▸ **To do**:
Wherever a line below holds the word "backend", copy that line.

▸ **Records for the exercise**:
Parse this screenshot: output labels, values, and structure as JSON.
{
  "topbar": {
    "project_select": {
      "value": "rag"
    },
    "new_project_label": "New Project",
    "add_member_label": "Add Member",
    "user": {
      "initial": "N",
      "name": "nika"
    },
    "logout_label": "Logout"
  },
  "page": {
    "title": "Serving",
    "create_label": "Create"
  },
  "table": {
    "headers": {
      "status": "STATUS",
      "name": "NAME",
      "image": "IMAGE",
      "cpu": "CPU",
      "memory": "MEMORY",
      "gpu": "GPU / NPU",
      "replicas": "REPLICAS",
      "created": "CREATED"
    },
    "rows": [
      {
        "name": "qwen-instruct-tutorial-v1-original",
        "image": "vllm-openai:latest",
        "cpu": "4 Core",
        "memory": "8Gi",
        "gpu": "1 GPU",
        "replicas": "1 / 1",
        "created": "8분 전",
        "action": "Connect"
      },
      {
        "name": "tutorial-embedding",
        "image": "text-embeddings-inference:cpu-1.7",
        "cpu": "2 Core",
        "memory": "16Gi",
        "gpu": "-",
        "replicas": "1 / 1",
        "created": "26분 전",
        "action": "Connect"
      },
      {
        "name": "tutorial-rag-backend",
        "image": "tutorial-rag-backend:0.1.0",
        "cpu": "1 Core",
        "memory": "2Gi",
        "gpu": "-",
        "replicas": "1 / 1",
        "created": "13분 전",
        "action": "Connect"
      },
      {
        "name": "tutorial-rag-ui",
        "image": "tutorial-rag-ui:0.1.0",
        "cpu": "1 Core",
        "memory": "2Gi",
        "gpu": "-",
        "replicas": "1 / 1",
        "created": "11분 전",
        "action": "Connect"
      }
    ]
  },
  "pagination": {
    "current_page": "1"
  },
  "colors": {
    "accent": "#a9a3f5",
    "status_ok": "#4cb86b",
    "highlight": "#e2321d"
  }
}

▸ **Answer in full**:
        "name": "tutorial-rag-backend",
        "image": "tutorial-rag-backend:0.1.0",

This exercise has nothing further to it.